## GIVEN TASK
Output every line below exactly.

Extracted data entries

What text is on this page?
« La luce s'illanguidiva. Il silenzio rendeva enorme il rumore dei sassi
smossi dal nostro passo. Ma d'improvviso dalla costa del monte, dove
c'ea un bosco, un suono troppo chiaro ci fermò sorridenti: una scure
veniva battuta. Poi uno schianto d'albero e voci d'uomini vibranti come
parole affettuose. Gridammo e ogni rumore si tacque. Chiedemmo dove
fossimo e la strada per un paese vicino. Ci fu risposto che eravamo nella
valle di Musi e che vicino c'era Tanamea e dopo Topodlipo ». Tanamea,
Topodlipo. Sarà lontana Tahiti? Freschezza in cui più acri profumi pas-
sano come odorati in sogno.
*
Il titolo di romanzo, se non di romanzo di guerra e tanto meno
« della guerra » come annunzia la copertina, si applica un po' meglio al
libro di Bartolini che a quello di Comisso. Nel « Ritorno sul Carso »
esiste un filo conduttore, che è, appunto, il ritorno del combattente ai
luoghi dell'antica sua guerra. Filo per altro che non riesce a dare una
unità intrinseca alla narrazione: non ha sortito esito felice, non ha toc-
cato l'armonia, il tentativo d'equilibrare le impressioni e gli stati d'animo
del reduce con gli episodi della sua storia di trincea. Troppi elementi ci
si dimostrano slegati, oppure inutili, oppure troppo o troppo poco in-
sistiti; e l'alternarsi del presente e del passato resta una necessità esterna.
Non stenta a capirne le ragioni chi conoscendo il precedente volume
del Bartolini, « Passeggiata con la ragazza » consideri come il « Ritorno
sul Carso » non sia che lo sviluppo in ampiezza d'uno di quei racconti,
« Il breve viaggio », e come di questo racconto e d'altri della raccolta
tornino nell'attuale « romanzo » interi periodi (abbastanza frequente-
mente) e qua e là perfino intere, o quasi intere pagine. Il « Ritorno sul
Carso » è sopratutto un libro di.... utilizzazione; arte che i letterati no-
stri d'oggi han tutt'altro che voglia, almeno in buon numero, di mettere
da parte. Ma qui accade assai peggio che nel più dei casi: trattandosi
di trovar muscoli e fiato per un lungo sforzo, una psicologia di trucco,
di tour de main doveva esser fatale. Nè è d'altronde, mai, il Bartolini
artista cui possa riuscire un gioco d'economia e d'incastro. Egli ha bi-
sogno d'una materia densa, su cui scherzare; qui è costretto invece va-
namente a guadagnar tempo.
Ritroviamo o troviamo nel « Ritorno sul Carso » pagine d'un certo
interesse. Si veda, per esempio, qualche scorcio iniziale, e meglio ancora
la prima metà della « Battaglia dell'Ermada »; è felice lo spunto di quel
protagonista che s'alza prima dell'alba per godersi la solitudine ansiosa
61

## THE REPLY
What text is on this page?
« La luce s'illanguidiva. Il silenzio rendeva enorme il rumore dei sassi
smossi dal nostro passo. Ma d'improvviso dalla costa del monte, dove
c'ea un bosco, un suono troppo chiaro ci fermò sorridenti: una scure
veniva battuta. Poi uno schianto d'albero e voci d'uomini vibranti come
parole affettuose. Gridammo e ogni rumore si tacque. Chiedemmo dove
fossimo e la strada per un paese vicino. Ci fu risposto che eravamo nella
valle di Musi e che vicino c'era Tanamea e dopo Topodlipo ». Tanamea,
Topodlipo. Sarà lontana Tahiti? Freschezza in cui più acri profumi pas-
sano come odorati in sogno.
*
Il titolo di romanzo, se non di romanzo di guerra e tanto meno
« della guerra » come annunzia la copertina, si applica un po' meglio al
libro di Bartolini che a quello di Comisso. Nel « Ritorno sul Carso »
esiste un filo conduttore, che è, appunto, il ritorno del combattente ai
luoghi dell'antica sua guerra. Filo per altro che non riesce a dare una
unità intrinseca alla narrazione: non ha sortito esito felice, non ha toc-
cato l'armonia, il tentativo d'equilibrare le impressioni e gli stati d'animo
del reduce con gli episodi della sua storia di trincea. Troppi elementi ci
si dimostrano slegati, oppure inutili, oppure troppo o troppo poco in-
sistiti; e l'alternarsi del presente e del passato resta una necessità esterna.
Non stenta a capirne le ragioni chi conoscendo il precedente volume
del Bartolini, « Passeggiata con la ragazza » consideri come il « Ritorno
sul Carso » non sia che lo sviluppo in ampiezza d'uno di quei racconti,
« Il breve viaggio », e come di questo racconto e d'altri della raccolta
tornino nell'attuale « romanzo » interi periodi (abbastanza frequente-
mente) e qua e là perfino intere, o quasi intere pagine. Il « Ritorno sul
Carso » è sopratutto un libro di.... utilizzazione; arte che i letterati no-
stri d'oggi han tutt'altro che voglia, almeno in buon numero, di mettere
da parte. Ma qui accade assai peggio che nel più dei casi: trattandosi
di trovar muscoli e fiato per un lungo sforzo, una psicologia di trucco,
di tour de main doveva esser fatale. Nè è d'altronde, mai, il Bartolini
artista cui possa riuscire un gioco d'economia e d'incastro. Egli ha bi-
sogno d'una materia densa, su cui scherzare; qui è costretto invece va-
namente a guadagnar tempo.
Ritroviamo o troviamo nel « Ritorno sul Carso » pagine d'un certo
interesse. Si veda, per esempio, qualche scorcio iniziale, e meglio ancora
la prima metà della « Battaglia dell'Ermada »; è felice lo spunto di quel
protagonista che s'alza prima dell'alba per godersi la solitudine ansiosa
61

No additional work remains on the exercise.